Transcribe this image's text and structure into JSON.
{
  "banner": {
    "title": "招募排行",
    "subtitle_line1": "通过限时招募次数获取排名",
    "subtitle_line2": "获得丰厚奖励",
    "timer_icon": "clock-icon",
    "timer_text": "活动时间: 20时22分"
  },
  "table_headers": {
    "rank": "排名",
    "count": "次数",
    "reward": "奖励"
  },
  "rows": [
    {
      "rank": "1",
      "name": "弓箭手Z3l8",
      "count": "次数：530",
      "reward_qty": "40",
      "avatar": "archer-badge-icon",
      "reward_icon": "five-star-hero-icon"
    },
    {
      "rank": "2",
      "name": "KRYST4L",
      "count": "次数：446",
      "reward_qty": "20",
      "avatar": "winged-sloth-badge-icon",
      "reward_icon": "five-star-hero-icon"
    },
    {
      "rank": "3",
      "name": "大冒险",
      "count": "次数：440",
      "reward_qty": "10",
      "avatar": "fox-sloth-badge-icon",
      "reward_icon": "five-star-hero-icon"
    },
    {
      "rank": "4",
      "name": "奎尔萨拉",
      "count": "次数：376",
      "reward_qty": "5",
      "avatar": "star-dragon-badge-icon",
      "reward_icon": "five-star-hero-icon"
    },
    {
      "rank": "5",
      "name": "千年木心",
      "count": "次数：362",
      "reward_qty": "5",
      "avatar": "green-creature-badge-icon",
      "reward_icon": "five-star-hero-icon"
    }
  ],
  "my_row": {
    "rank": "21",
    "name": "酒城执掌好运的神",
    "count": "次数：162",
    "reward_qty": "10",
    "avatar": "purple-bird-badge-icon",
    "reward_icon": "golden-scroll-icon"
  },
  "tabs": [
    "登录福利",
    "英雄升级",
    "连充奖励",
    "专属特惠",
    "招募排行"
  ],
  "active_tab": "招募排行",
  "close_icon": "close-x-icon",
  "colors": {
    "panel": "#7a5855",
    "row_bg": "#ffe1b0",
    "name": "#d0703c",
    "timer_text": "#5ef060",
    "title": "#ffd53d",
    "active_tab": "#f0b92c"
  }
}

○ ○ ○

» **Directive**: Using the data above, output each line exactly.

» **Response to the exercise**:
Transcribe this image's text and structure into JSON.
{
  "banner": {
    "title": "招募排行",
    "subtitle_line1": "通过限时招募次数获取排名",
    "subtitle_line2": "获得丰厚奖励",
    "timer_icon": "clock-icon",
    "timer_text": "活动时间: 20时22分"
  },
  "table_headers": {
    "rank": "排名",
    "count": "次数",
    "reward": "奖励"
  },
  "rows": [
    {
      "rank": "1",
      "name": "弓箭手Z3l8",
      "count": "次数：530",
      "reward_qty": "40",
      "avatar": "archer-badge-icon",
      "reward_icon": "five-star-hero-icon"
    },
    {
      "rank": "2",
      "name": "KRYST4L",
      "count": "次数：446",
      "reward_qty": "20",
      "avatar": "winged-sloth-badge-icon",
      "reward_icon": "five-star-hero-icon"
    },
    {
      "rank": "3",
      "name": "大冒险",
      "count": "次数：440",
      "reward_qty": "10",
      "avatar": "fox-sloth-badge-icon",
      "reward_icon": "five-star-hero-icon"
    },
    {
      "rank": "4",
      "name": "奎尔萨拉",
      "count": "次数：376",
      "reward_qty": "5",
      "avatar": "star-dragon-badge-icon",
      "reward_icon": "five-star-hero-icon"
    },
    {
      "rank": "5",
      "name": "千年木心",
      "count": "次数：362",
      "reward_qty": "5",
      "avatar": "green-creature-badge-icon",
      "reward_icon": "five-star-hero-icon"
    }
  ],
  "my_row": {
    "rank": "21",
    "name": "酒城执掌好运的神",
    "count": "次数：162",
    "reward_qty": "10",
    "avatar": "purple-bird-badge-icon",
    "reward_icon": "golden-scroll-icon"
  },
  "tabs": [
    "登录福利",
    "英雄升级",
    "连充奖励",
    "专属特惠",
    "招募排行"
  ],
  "active_tab": "招募排行",
  "close_icon": "close-x-icon",
  "colors": {
    "panel": "#7a5855",
    "row_bg": "#ffe1b0",
    "name": "#d0703c",
    "timer_text": "#5ef060",
    "title": "#ffd53d",
    "active_tab": "#f0b92c"
  }
}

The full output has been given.